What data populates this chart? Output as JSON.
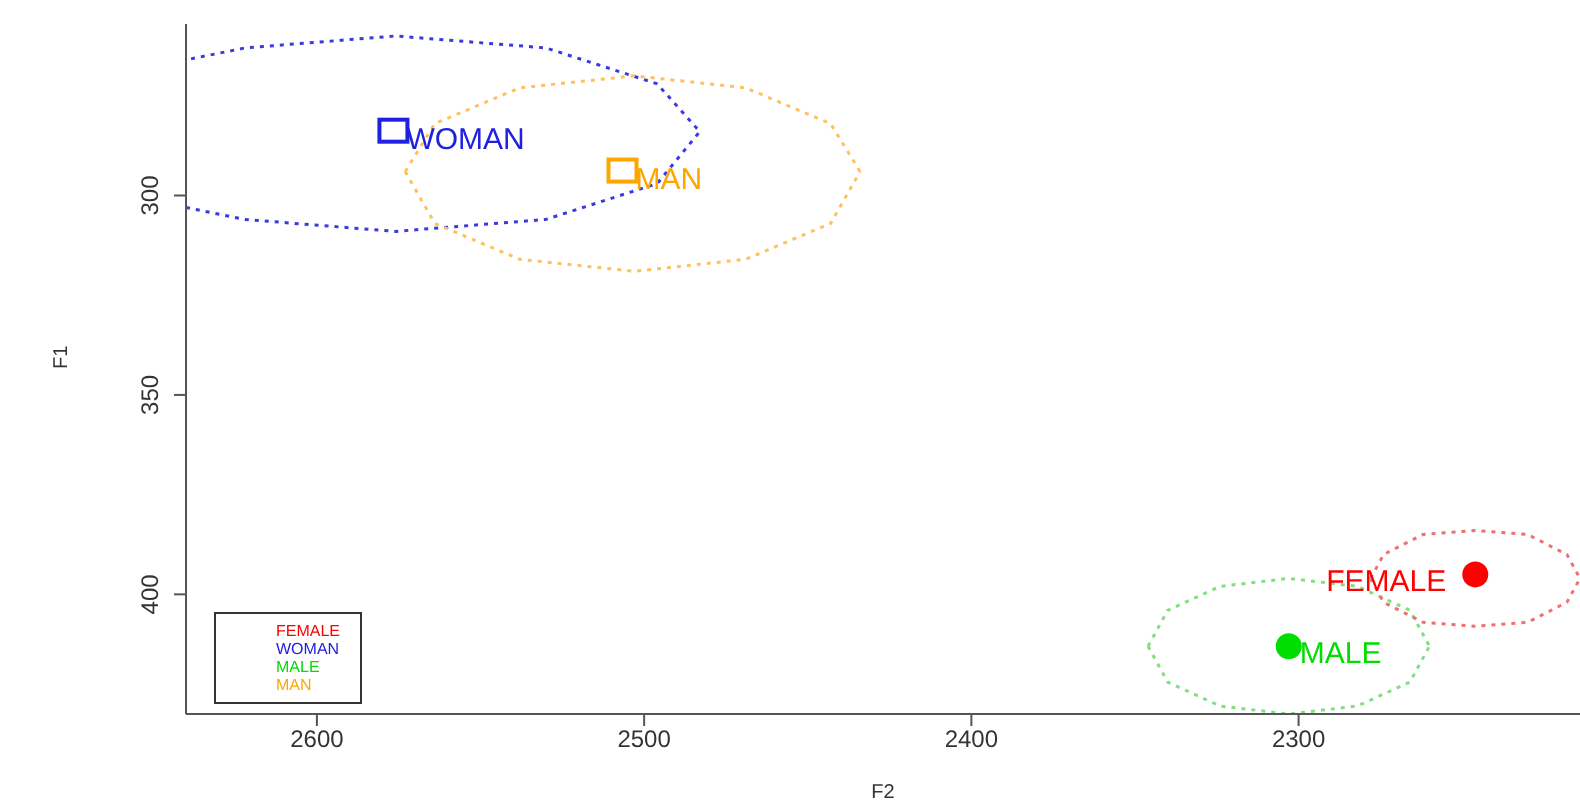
{
  "chart_data": {
    "type": "scatter",
    "xlabel": "F2",
    "ylabel": "F1",
    "xlim": [
      2640,
      2214
    ],
    "ylim": [
      430,
      257
    ],
    "xticks": [
      2600,
      2500,
      2400,
      2300
    ],
    "yticks": [
      300,
      350,
      400
    ],
    "grid": false,
    "legend": "bottom left",
    "series": [
      {
        "type": "line",
        "line_style": "dotted",
        "marker": "none",
        "color": "#3a3ae0",
        "x": [
          2640,
          2622,
          2576,
          2530,
          2496,
          2483,
          2496,
          2530,
          2576,
          2622,
          2640
        ],
        "values": [
          303,
          306,
          309,
          306,
          297,
          284,
          272,
          263,
          260,
          263,
          266
        ]
      },
      {
        "type": "line",
        "line_style": "dotted",
        "marker": "none",
        "color": "#ffc060",
        "x": [
          2573,
          2564,
          2538,
          2503,
          2469,
          2443,
          2434
        ],
        "values": [
          294,
          282,
          273,
          270,
          273,
          282,
          294
        ]
      },
      {
        "type": "line",
        "line_style": "dotted",
        "marker": "none",
        "color": "#ffc060",
        "x": [
          2573,
          2564,
          2538,
          2503,
          2469,
          2443,
          2434
        ],
        "values": [
          294,
          307,
          316,
          319,
          316,
          307,
          294
        ]
      },
      {
        "type": "line",
        "line_style": "dotted",
        "marker": "none",
        "color": "#80e080",
        "x": [
          2346,
          2340,
          2324,
          2303,
          2282,
          2266,
          2260
        ],
        "values": [
          413,
          404,
          398,
          396,
          398,
          404,
          413
        ]
      },
      {
        "type": "line",
        "line_style": "dotted",
        "marker": "none",
        "color": "#80e080",
        "x": [
          2346,
          2340,
          2324,
          2303,
          2282,
          2266,
          2260
        ],
        "values": [
          413,
          422,
          428,
          430,
          428,
          422,
          413
        ]
      },
      {
        "type": "line",
        "line_style": "dotted",
        "marker": "none",
        "color": "#f07070",
        "x": [
          2278,
          2274,
          2262,
          2246,
          2230,
          2218,
          2214
        ],
        "values": [
          396,
          390,
          385,
          384,
          385,
          390,
          396
        ]
      },
      {
        "type": "line",
        "line_style": "dotted",
        "marker": "none",
        "color": "#f07070",
        "x": [
          2278,
          2274,
          2262,
          2246,
          2230,
          2218,
          2214
        ],
        "values": [
          396,
          402,
          407,
          408,
          407,
          402,
          396
        ]
      },
      {
        "name": "FEMALE",
        "type": "scatter",
        "marker": "circle",
        "color": "#ff0000",
        "x": [
          2246
        ],
        "values": [
          395
        ]
      },
      {
        "name": "WOMAN",
        "type": "scatter",
        "marker": "square",
        "color": "#2020e0",
        "x": [
          2576
        ],
        "values": [
          284
        ]
      },
      {
        "name": "MALE",
        "type": "scatter",
        "marker": "circle",
        "color": "#00dd00",
        "x": [
          2303
        ],
        "values": [
          413
        ]
      },
      {
        "name": "MAN",
        "type": "scatter",
        "marker": "square",
        "color": "#ffa500",
        "x": [
          2506
        ],
        "values": [
          294
        ]
      }
    ]
  }
}
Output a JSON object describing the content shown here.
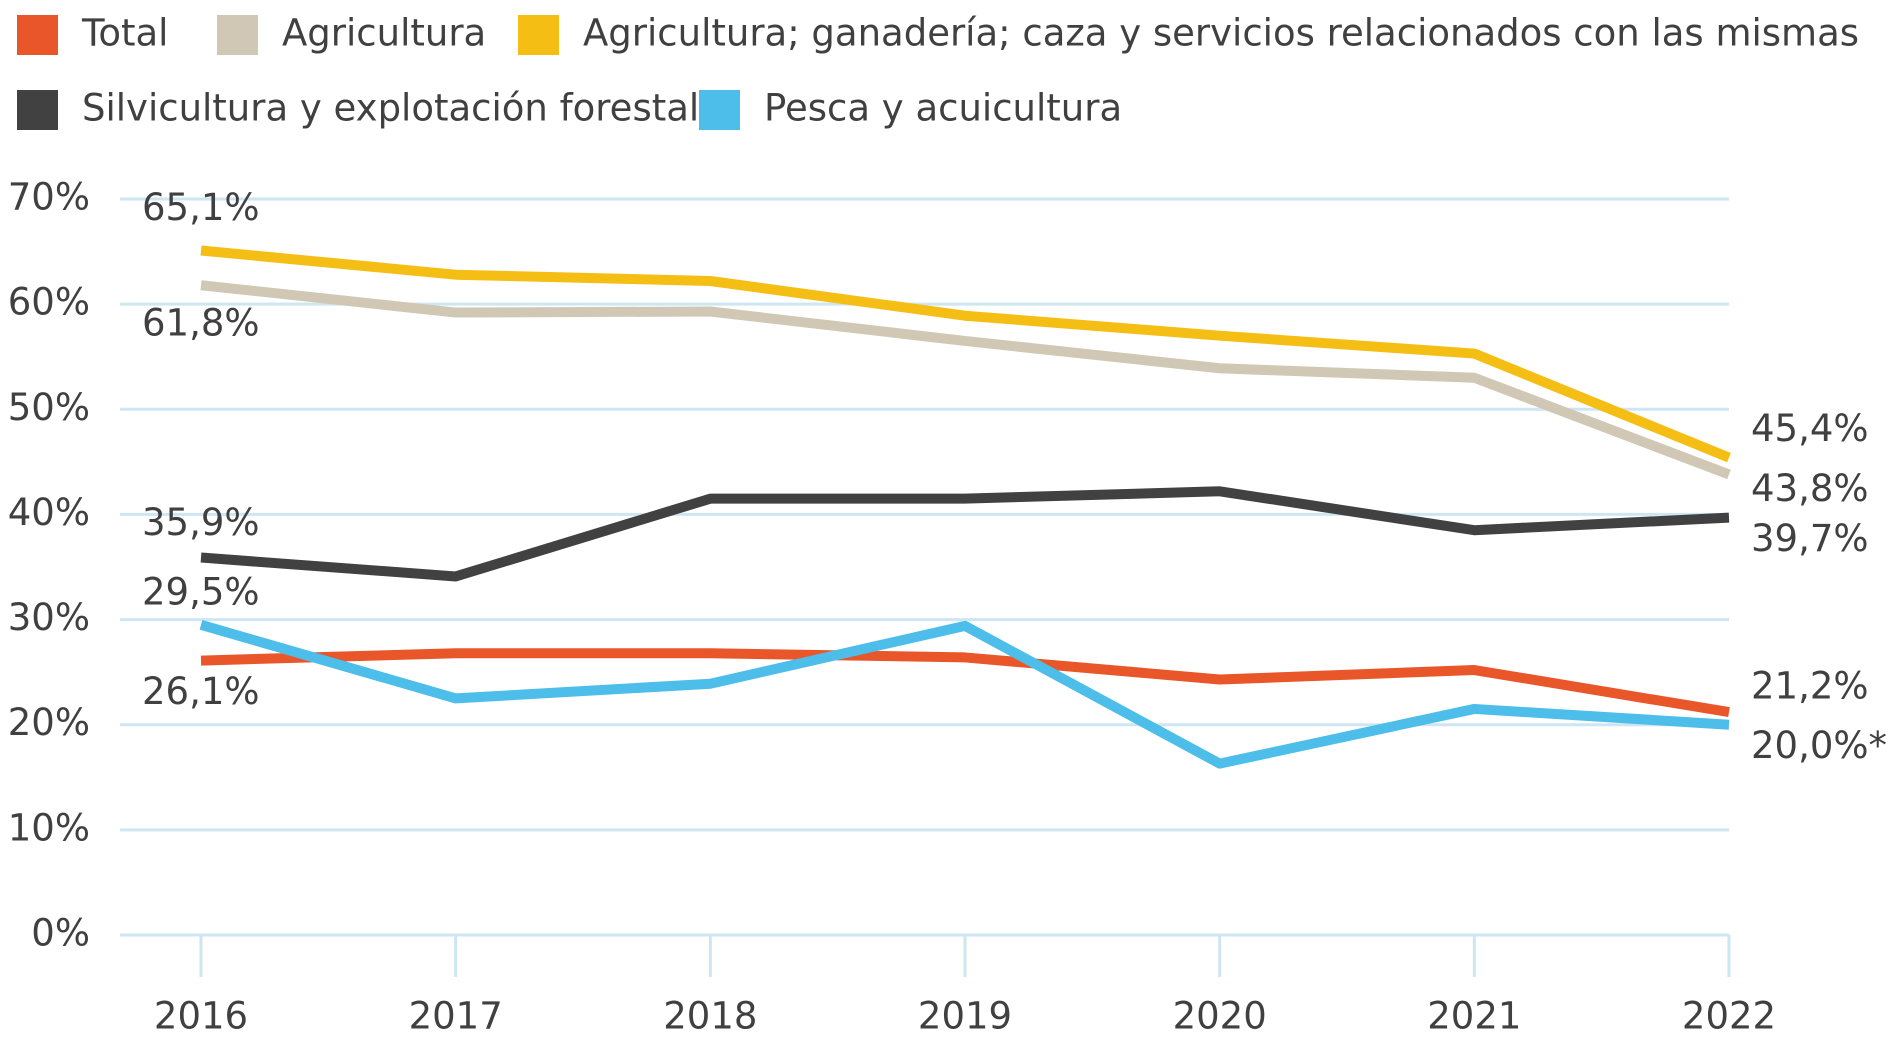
{
  "chart_data": {
    "type": "line",
    "categories": [
      "2016",
      "2017",
      "2018",
      "2019",
      "2020",
      "2021",
      "2022"
    ],
    "series": [
      {
        "name": "Total",
        "color": "#e8562a",
        "values": [
          26.1,
          26.8,
          26.8,
          26.4,
          24.3,
          25.2,
          21.2
        ],
        "value_labels": [
          "26,1%",
          null,
          null,
          null,
          null,
          null,
          "21,2%"
        ]
      },
      {
        "name": "Agricultura",
        "color": "#d0c7b5",
        "values": [
          61.8,
          59.2,
          59.3,
          56.5,
          53.9,
          53.0,
          43.8
        ],
        "value_labels": [
          "61,8%",
          null,
          null,
          null,
          null,
          null,
          "43,8%"
        ]
      },
      {
        "name": "Agricultura; ganadería; caza y servicios relacionados con las mismas",
        "color": "#f5be14",
        "values": [
          65.1,
          62.8,
          62.2,
          58.9,
          57.0,
          55.3,
          45.4
        ],
        "value_labels": [
          "65,1%",
          null,
          null,
          null,
          null,
          null,
          "45,4%"
        ]
      },
      {
        "name": "Silvicultura y explotación forestal",
        "color": "#414141",
        "values": [
          35.9,
          34.1,
          41.5,
          41.5,
          42.2,
          38.5,
          39.7
        ],
        "value_labels": [
          "35,9%",
          null,
          null,
          null,
          null,
          null,
          "39,7%"
        ]
      },
      {
        "name": "Pesca y acuicultura",
        "color": "#4dbde9",
        "values": [
          29.5,
          22.5,
          23.9,
          29.4,
          16.3,
          21.5,
          20.0
        ],
        "value_labels": [
          "29,5%",
          null,
          null,
          null,
          null,
          null,
          "20,0%*"
        ]
      }
    ],
    "ylim": [
      0,
      70
    ],
    "yticks": [
      {
        "value": 0,
        "label": "0%"
      },
      {
        "value": 10,
        "label": "10%"
      },
      {
        "value": 20,
        "label": "20%"
      },
      {
        "value": 30,
        "label": "30%"
      },
      {
        "value": 40,
        "label": "40%"
      },
      {
        "value": 50,
        "label": "50%"
      },
      {
        "value": 60,
        "label": "60%"
      },
      {
        "value": 70,
        "label": "70%"
      }
    ],
    "grid": true
  }
}
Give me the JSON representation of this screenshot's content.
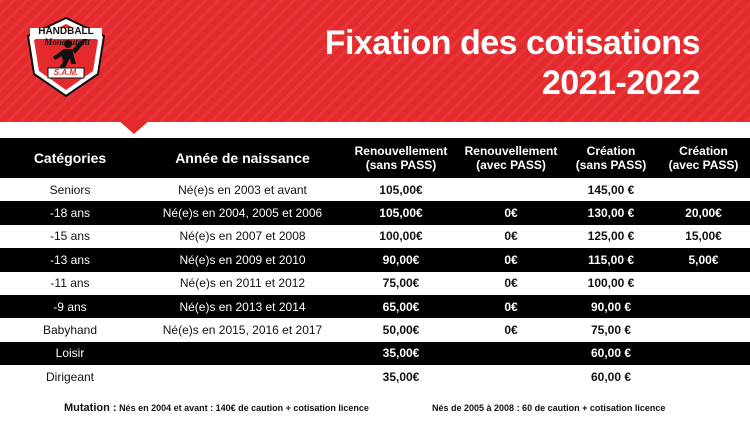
{
  "header": {
    "title_line1": "Fixation des cotisations",
    "title_line2": "2021-2022",
    "banner_color": "#e52a2d"
  },
  "logo": {
    "text_top": "HANDBALL",
    "text_script": "Moncoutant",
    "text_bottom": "S.A.M.",
    "icon": "handball-player-shield-logo"
  },
  "table": {
    "columns": [
      "Catégories",
      "Année de naissance",
      "Renouvellement\n(sans PASS)",
      "Renouvellement\n(avec PASS)",
      "Création\n(sans PASS)",
      "Création\n(avec PASS)"
    ],
    "rows": [
      [
        "Seniors",
        "Né(e)s en 2003 et avant",
        "105,00€",
        "",
        "145,00 €",
        ""
      ],
      [
        "-18 ans",
        "Né(e)s en 2004, 2005 et 2006",
        "105,00€",
        "0€",
        "130,00 €",
        "20,00€"
      ],
      [
        "-15 ans",
        "Né(e)s en 2007 et 2008",
        "100,00€",
        "0€",
        "125,00 €",
        "15,00€"
      ],
      [
        "-13 ans",
        "Né(e)s en 2009 et 2010",
        "90,00€",
        "0€",
        "115,00 €",
        "5,00€"
      ],
      [
        "-11 ans",
        "Né(e)s en 2011 et 2012",
        "75,00€",
        "0€",
        "100,00 €",
        ""
      ],
      [
        "-9 ans",
        "Né(e)s en 2013 et 2014",
        "65,00€",
        "0€",
        "90,00 €",
        ""
      ],
      [
        "Babyhand",
        "Né(e)s en 2015, 2016 et 2017",
        "50,00€",
        "0€",
        "75,00 €",
        ""
      ],
      [
        "Loisir",
        "",
        "35,00€",
        "",
        "60,00 €",
        ""
      ],
      [
        "Dirigeant",
        "",
        "35,00€",
        "",
        "60,00 €",
        ""
      ]
    ]
  },
  "footer": {
    "mutation_label": "Mutation :",
    "mutation_text1": "Nés en 2004 et avant : 140€ de caution + cotisation licence",
    "mutation_text2": "Nés de 2005 à 2008 : 60 de caution + cotisation licence"
  }
}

____________________

> [Written task]
Copy out all the data exactly; skip the pictures.

> [Result]
What data populates this chart? Output as JSON.
{
  "chart_data": {
    "type": "scatter",
    "xlabel": "F2",
    "ylabel": "F1",
    "xlim": [
      2640,
      2214
    ],
    "ylim": [
      430,
      257
    ],
    "xticks": [
      2600,
      2500,
      2400,
      2300
    ],
    "yticks": [
      300,
      350,
      400
    ],
    "grid": false,
    "legend": "bottom left",
    "series": [
      {
        "type": "line",
        "line_style": "dotted",
        "marker": "none",
        "color": "#3a3ae0",
        "x": [
          2640,
          2622,
          2576,
          2530,
          2496,
          2483,
          2496,
          2530,
          2576,
          2622,
          2640
        ],
        "values": [
          303,
          306,
          309,
          306,
          297,
          284,
          272,
          263,
          260,
          263,
          266
        ]
      },
      {
        "type": "line",
        "line_style": "dotted",
        "marker": "none",
        "color": "#ffc060",
        "x": [
          2573,
          2564,
          2538,
          2503,
          2469,
          2443,
          2434
        ],
        "values": [
          294,
          282,
          273,
          270,
          273,
          282,
          294
        ]
      },
      {
        "type": "line",
        "line_style": "dotted",
        "marker": "none",
        "color": "#ffc060",
        "x": [
          2573,
          2564,
          2538,
          2503,
          2469,
          2443,
          2434
        ],
        "values": [
          294,
          307,
          316,
          319,
          316,
          307,
          294
        ]
      },
      {
        "type": "line",
        "line_style": "dotted",
        "marker": "none",
        "color": "#80e080",
        "x": [
          2346,
          2340,
          2324,
          2303,
          2282,
          2266,
          2260
        ],
        "values": [
          413,
          404,
          398,
          396,
          398,
          404,
          413
        ]
      },
      {
        "type": "line",
        "line_style": "dotted",
        "marker": "none",
        "color": "#80e080",
        "x": [
          2346,
          2340,
          2324,
          2303,
          2282,
          2266,
          2260
        ],
        "values": [
          413,
          422,
          428,
          430,
          428,
          422,
          413
        ]
      },
      {
        "type": "line",
        "line_style": "dotted",
        "marker": "none",
        "color": "#f07070",
        "x": [
          2278,
          2274,
          2262,
          2246,
          2230,
          2218,
          2214
        ],
        "values": [
          396,
          390,
          385,
          384,
          385,
          390,
          396
        ]
      },
      {
        "type": "line",
        "line_style": "dotted",
        "marker": "none",
        "color": "#f07070",
        "x": [
          2278,
          2274,
          2262,
          2246,
          2230,
          2218,
          2214
        ],
        "values": [
          396,
          402,
          407,
          408,
          407,
          402,
          396
        ]
      },
      {
        "name": "FEMALE",
        "type": "scatter",
        "marker": "circle",
        "color": "#ff0000",
        "x": [
          2246
        ],
        "values": [
          395
        ]
      },
      {
        "name": "WOMAN",
        "type": "scatter",
        "marker": "square",
        "color": "#2020e0",
        "x": [
          2576
        ],
        "values": [
          284
        ]
      },
      {
        "name": "MALE",
        "type": "scatter",
        "marker": "circle",
        "color": "#00dd00",
        "x": [
          2303
        ],
        "values": [
          413
        ]
      },
      {
        "name": "MAN",
        "type": "scatter",
        "marker": "square",
        "color": "#ffa500",
        "x": [
          2506
        ],
        "values": [
          294
        ]
      }
    ]
  }
}
Output a JSON object describing the content shown here.
{
  "chart_data": {
    "type": "line",
    "categories": [
      "2016",
      "2017",
      "2018",
      "2019",
      "2020",
      "2021",
      "2022"
    ],
    "series": [
      {
        "name": "Total",
        "color": "#e8562a",
        "values": [
          26.1,
          26.8,
          26.8,
          26.4,
          24.3,
          25.2,
          21.2
        ],
        "value_labels": [
          "26,1%",
          null,
          null,
          null,
          null,
          null,
          "21,2%"
        ]
      },
      {
        "name": "Agricultura",
        "color": "#d0c7b5",
        "values": [
          61.8,
          59.2,
          59.3,
          56.5,
          53.9,
          53.0,
          43.8
        ],
        "value_labels": [
          "61,8%",
          null,
          null,
          null,
          null,
          null,
          "43,8%"
        ]
      },
      {
        "name": "Agricultura; ganadería; caza y servicios relacionados con las mismas",
        "color": "#f5be14",
        "values": [
          65.1,
          62.8,
          62.2,
          58.9,
          57.0,
          55.3,
          45.4
        ],
        "value_labels": [
          "65,1%",
          null,
          null,
          null,
          null,
          null,
          "45,4%"
        ]
      },
      {
        "name": "Silvicultura y explotación forestal",
        "color": "#414141",
        "values": [
          35.9,
          34.1,
          41.5,
          41.5,
          42.2,
          38.5,
          39.7
        ],
        "value_labels": [
          "35,9%",
          null,
          null,
          null,
          null,
          null,
          "39,7%"
        ]
      },
      {
        "name": "Pesca y acuicultura",
        "color": "#4dbde9",
        "values": [
          29.5,
          22.5,
          23.9,
          29.4,
          16.3,
          21.5,
          20.0
        ],
        "value_labels": [
          "29,5%",
          null,
          null,
          null,
          null,
          null,
          "20,0%*"
        ]
      }
    ],
    "ylim": [
      0,
      70
    ],
    "yticks": [
      {
        "value": 0,
        "label": "0%"
      },
      {
        "value": 10,
        "label": "10%"
      },
      {
        "value": 20,
        "label": "20%"
      },
      {
        "value": 30,
        "label": "30%"
      },
      {
        "value": 40,
        "label": "40%"
      },
      {
        "value": 50,
        "label": "50%"
      },
      {
        "value": 60,
        "label": "60%"
      },
      {
        "value": 70,
        "label": "70%"
      }
    ],
    "grid": true
  }
}
Give me the JSON representation of this screenshot's content.
{
  "header": {
    "title_line1": "Fixation des cotisations",
    "title_line2": "2021-2022",
    "banner_color": "#e52a2d"
  },
  "logo": {
    "text_top": "HANDBALL",
    "text_script": "Moncoutant",
    "text_bottom": "S.A.M.",
    "icon": "handball-player-shield-logo"
  },
  "table": {
    "columns": [
      "Catégories",
      "Année de naissance",
      "Renouvellement\n(sans PASS)",
      "Renouvellement\n(avec PASS)",
      "Création\n(sans PASS)",
      "Création\n(avec PASS)"
    ],
    "rows": [
      [
        "Seniors",
        "Né(e)s en 2003 et avant",
        "105,00€",
        "",
        "145,00 €",
        ""
      ],
      [
        "-18 ans",
        "Né(e)s en 2004, 2005 et 2006",
        "105,00€",
        "0€",
        "130,00 €",
        "20,00€"
      ],
      [
        "-15 ans",
        "Né(e)s en 2007 et 2008",
        "100,00€",
        "0€",
        "125,00 €",
        "15,00€"
      ],
      [
        "-13 ans",
        "Né(e)s en 2009 et 2010",
        "90,00€",
        "0€",
        "115,00 €",
        "5,00€"
      ],
      [
        "-11 ans",
        "Né(e)s en 2011 et 2012",
        "75,00€",
        "0€",
        "100,00 €",
        ""
      ],
      [
        "-9 ans",
        "Né(e)s en 2013 et 2014",
        "65,00€",
        "0€",
        "90,00 €",
        ""
      ],
      [
        "Babyhand",
        "Né(e)s en 2015, 2016 et 2017",
        "50,00€",
        "0€",
        "75,00 €",
        ""
      ],
      [
        "Loisir",
        "",
        "35,00€",
        "",
        "60,00 €",
        ""
      ],
      [
        "Dirigeant",
        "",
        "35,00€",
        "",
        "60,00 €",
        ""
      ]
    ]
  },
  "footer": {
    "mutation_label": "Mutation :",
    "mutation_text1": "Nés en 2004 et avant : 140€ de caution + cotisation licence",
    "mutation_text2": "Nés de 2005 à 2008 : 60 de caution + cotisation licence"
  }
}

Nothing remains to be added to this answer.